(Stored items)
= = = = = = =

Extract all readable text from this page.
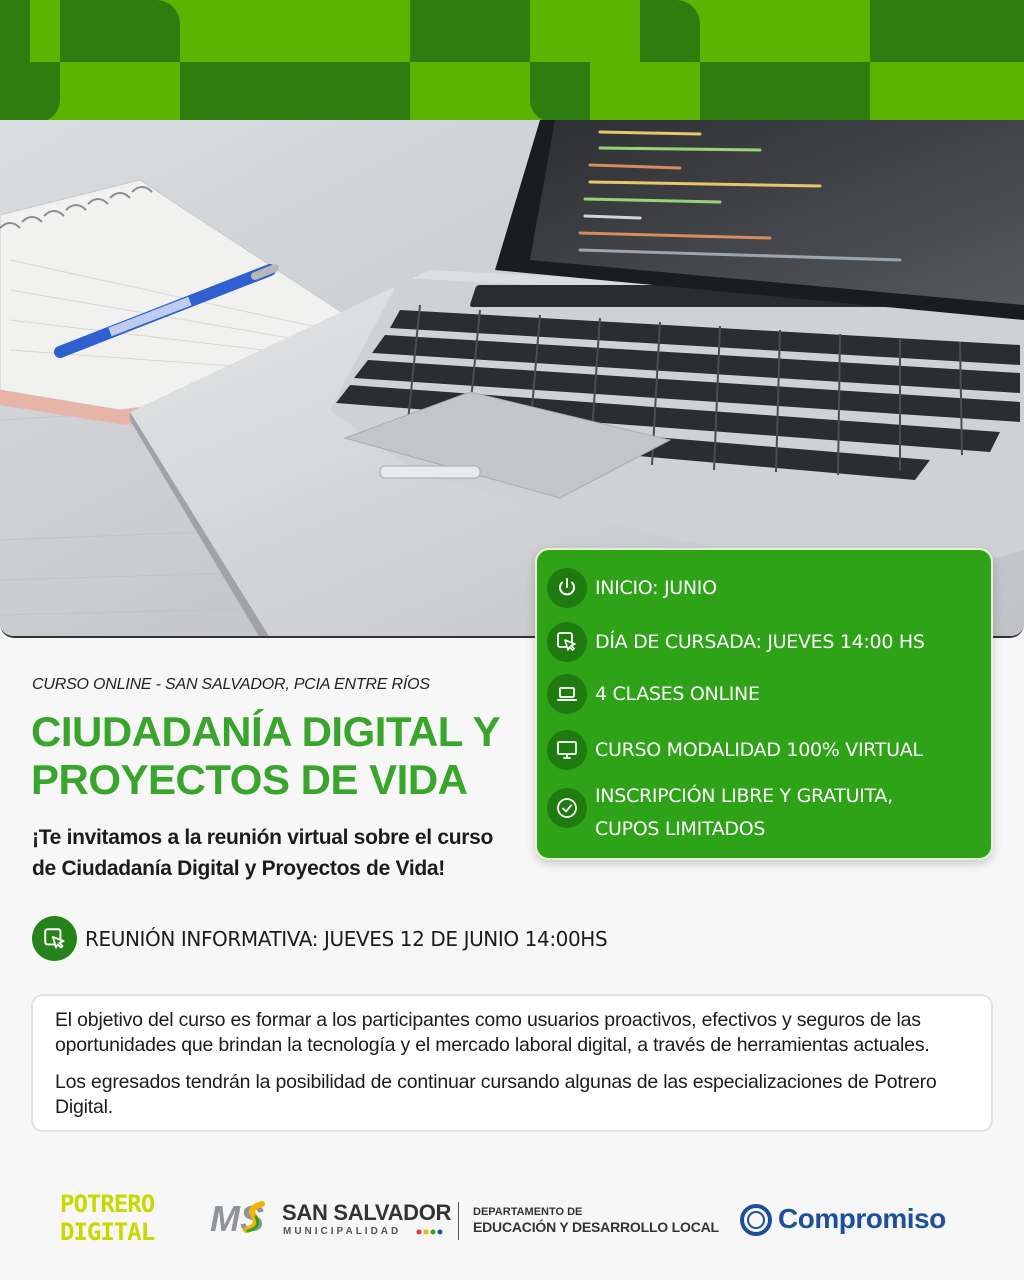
INICIO: JUNIO
DÍA DE CURSADA: JUEVES 14:00 HS
4 CLASES ONLINE
CURSO MODALIDAD 100% VIRTUAL
INSCRIPCIÓN LIBRE Y GRATUITA,
CUPOS LIMITADOS
CURSO ONLINE - SAN SALVADOR, PCIA ENTRE RÍOS
CIUDADANÍA DIGITAL Y
PROYECTOS DE VIDA
¡Te invitamos a la reunión virtual sobre el curso
de Ciudadanía Digital y Proyectos de Vida!
REUNIÓN INFORMATIVA: JUEVES 12 DE JUNIO 14:00HS

El objetivo del curso es formar a los participantes como usuarios proactivos, efectivos y seguros de las oportunidades que brindan la tecnología y el mercado laboral digital, a través de herramientas actuales.

Los egresados tendrán la posibilidad de continuar cursando algunas de las especializaciones de Potrero Digital.

POTRERO
DIGITAL MS SAN SALVADOR
MUNICIPALIDAD
DEPARTAMENTO DE
EDUCACIÓN Y DESARROLLO LOCAL Compromiso
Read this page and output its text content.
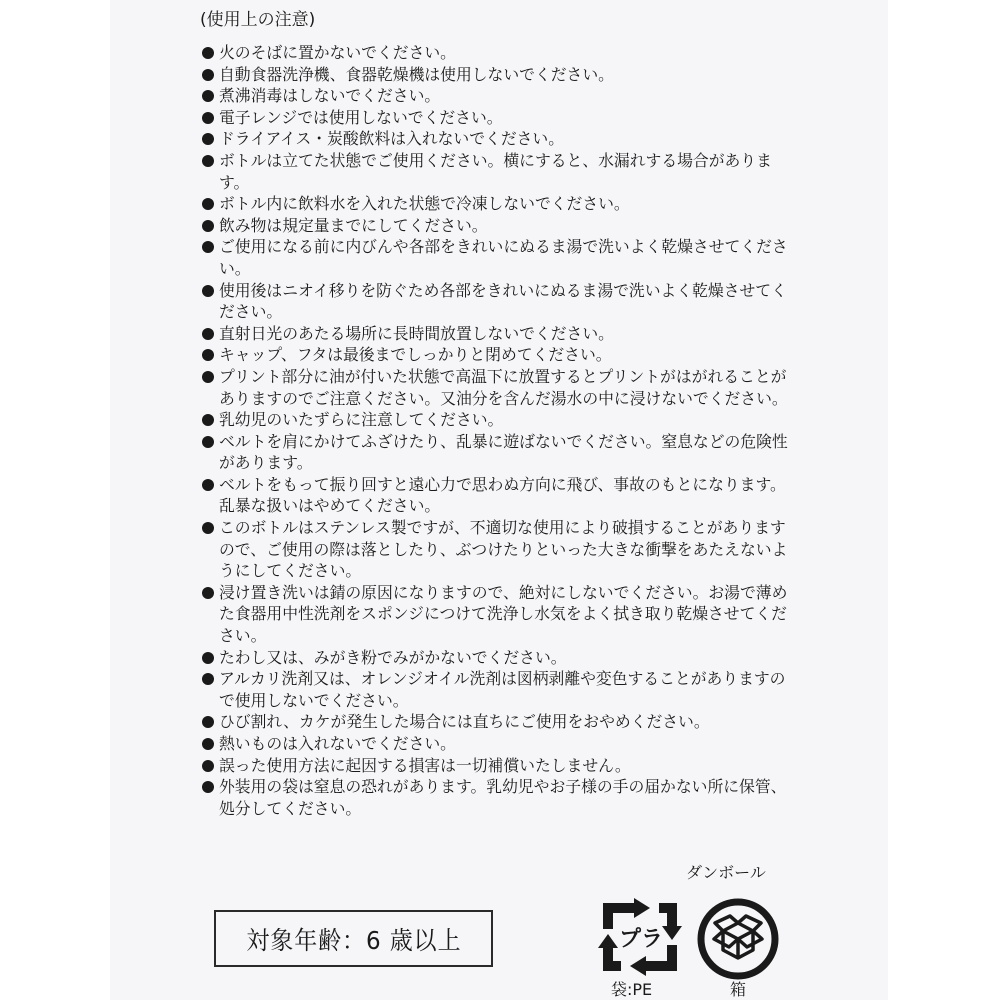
(使用上の注意)
火のそばに置かないでください。
自動食器洗浄機、食器乾燥機は使用しないでください。
煮沸消毒はしないでください。
電子レンジでは使用しないでください。
ドライアイス・炭酸飲料は入れないでください。
ボトルは立てた状態でご使用ください。横にすると、水漏れする場合があります。
ボトル内に飲料水を入れた状態で冷凍しないでください。
飲み物は規定量までにしてください。
ご使用になる前に内びんや各部をきれいにぬるま湯で洗いよく乾燥させてください。
使用後はニオイ移りを防ぐため各部をきれいにぬるま湯で洗いよく乾燥させてください。
直射日光のあたる場所に長時間放置しないでください。
キャップ、フタは最後までしっかりと閉めてください。
プリント部分に油が付いた状態で高温下に放置するとプリントがはがれることがありますのでご注意ください。又油分を含んだ湯水の中に浸けないでください。
乳幼児のいたずらに注意してください。
ベルトを肩にかけてふざけたり、乱暴に遊ばないでください。窒息などの危険性があります。
ベルトをもって振り回すと遠心力で思わぬ方向に飛び、事故のもとになります。乱暴な扱いはやめてください。
このボトルはステンレス製ですが、不適切な使用により破損することがありますので、ご使用の際は落としたり、ぶつけたりといった大きな衝撃をあたえないようにしてください。
浸け置き洗いは錆の原因になりますので、絶対にしないでください。お湯で薄めた食器用中性洗剤をスポンジにつけて洗浄し水気をよく拭き取り乾燥させてください。
たわし又は、みがき粉でみがかないでください。
アルカリ洗剤又は、オレンジオイル洗剤は図柄剥離や変色することがありますので使用しないでください。
ひび割れ、カケが発生した場合には直ちにご使用をおやめください。
熱いものは入れないでください。
誤った使用方法に起因する損害は一切補償いたしません。
外装用の袋は窒息の恐れがあります。乳幼児やお子様の手の届かない所に保管、処分してください。
ダンボール
対象年齢：6 歳以上	プラ
袋:PE	箱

= = = = = = =

Given task:
In your copy of the records, include no pictures; repeat everything else exactly.

Answer to this task:
Extract all readable text from this page.
INICIO: JUNIO
DÍA DE CURSADA: JUEVES 14:00 HS
4 CLASES ONLINE
CURSO MODALIDAD 100% VIRTUAL
INSCRIPCIÓN LIBRE Y GRATUITA,
CUPOS LIMITADOS
CURSO ONLINE - SAN SALVADOR, PCIA ENTRE RÍOS
CIUDADANÍA DIGITAL Y
PROYECTOS DE VIDA
¡Te invitamos a la reunión virtual sobre el curso
de Ciudadanía Digital y Proyectos de Vida!
REUNIÓN INFORMATIVA: JUEVES 12 DE JUNIO 14:00HS

El objetivo del curso es formar a los participantes como usuarios proactivos, efectivos y seguros de las oportunidades que brindan la tecnología y el mercado laboral digital, a través de herramientas actuales.

Los egresados tendrán la posibilidad de continuar cursando algunas de las especializaciones de Potrero Digital.

POTRERO
DIGITAL MS SAN SALVADOR
MUNICIPALIDAD
DEPARTAMENTO DE
EDUCACIÓN Y DESARROLLO LOCAL Compromiso
Read this page and output its text content.
(使用上の注意)
火のそばに置かないでください。
自動食器洗浄機、食器乾燥機は使用しないでください。
煮沸消毒はしないでください。
電子レンジでは使用しないでください。
ドライアイス・炭酸飲料は入れないでください。
ボトルは立てた状態でご使用ください。横にすると、水漏れする場合があります。
ボトル内に飲料水を入れた状態で冷凍しないでください。
飲み物は規定量までにしてください。
ご使用になる前に内びんや各部をきれいにぬるま湯で洗いよく乾燥させてください。
使用後はニオイ移りを防ぐため各部をきれいにぬるま湯で洗いよく乾燥させてください。
直射日光のあたる場所に長時間放置しないでください。
キャップ、フタは最後までしっかりと閉めてください。
プリント部分に油が付いた状態で高温下に放置するとプリントがはがれることがありますのでご注意ください。又油分を含んだ湯水の中に浸けないでください。
乳幼児のいたずらに注意してください。
ベルトを肩にかけてふざけたり、乱暴に遊ばないでください。窒息などの危険性があります。
ベルトをもって振り回すと遠心力で思わぬ方向に飛び、事故のもとになります。乱暴な扱いはやめてください。
このボトルはステンレス製ですが、不適切な使用により破損することがありますので、ご使用の際は落としたり、ぶつけたりといった大きな衝撃をあたえないようにしてください。
浸け置き洗いは錆の原因になりますので、絶対にしないでください。お湯で薄めた食器用中性洗剤をスポンジにつけて洗浄し水気をよく拭き取り乾燥させてください。
たわし又は、みがき粉でみがかないでください。
アルカリ洗剤又は、オレンジオイル洗剤は図柄剥離や変色することがありますので使用しないでください。
ひび割れ、カケが発生した場合には直ちにご使用をおやめください。
熱いものは入れないでください。
誤った使用方法に起因する損害は一切補償いたしません。
外装用の袋は窒息の恐れがあります。乳幼児やお子様の手の届かない所に保管、処分してください。
ダンボール
対象年齢：6 歳以上	プラ
袋:PE	箱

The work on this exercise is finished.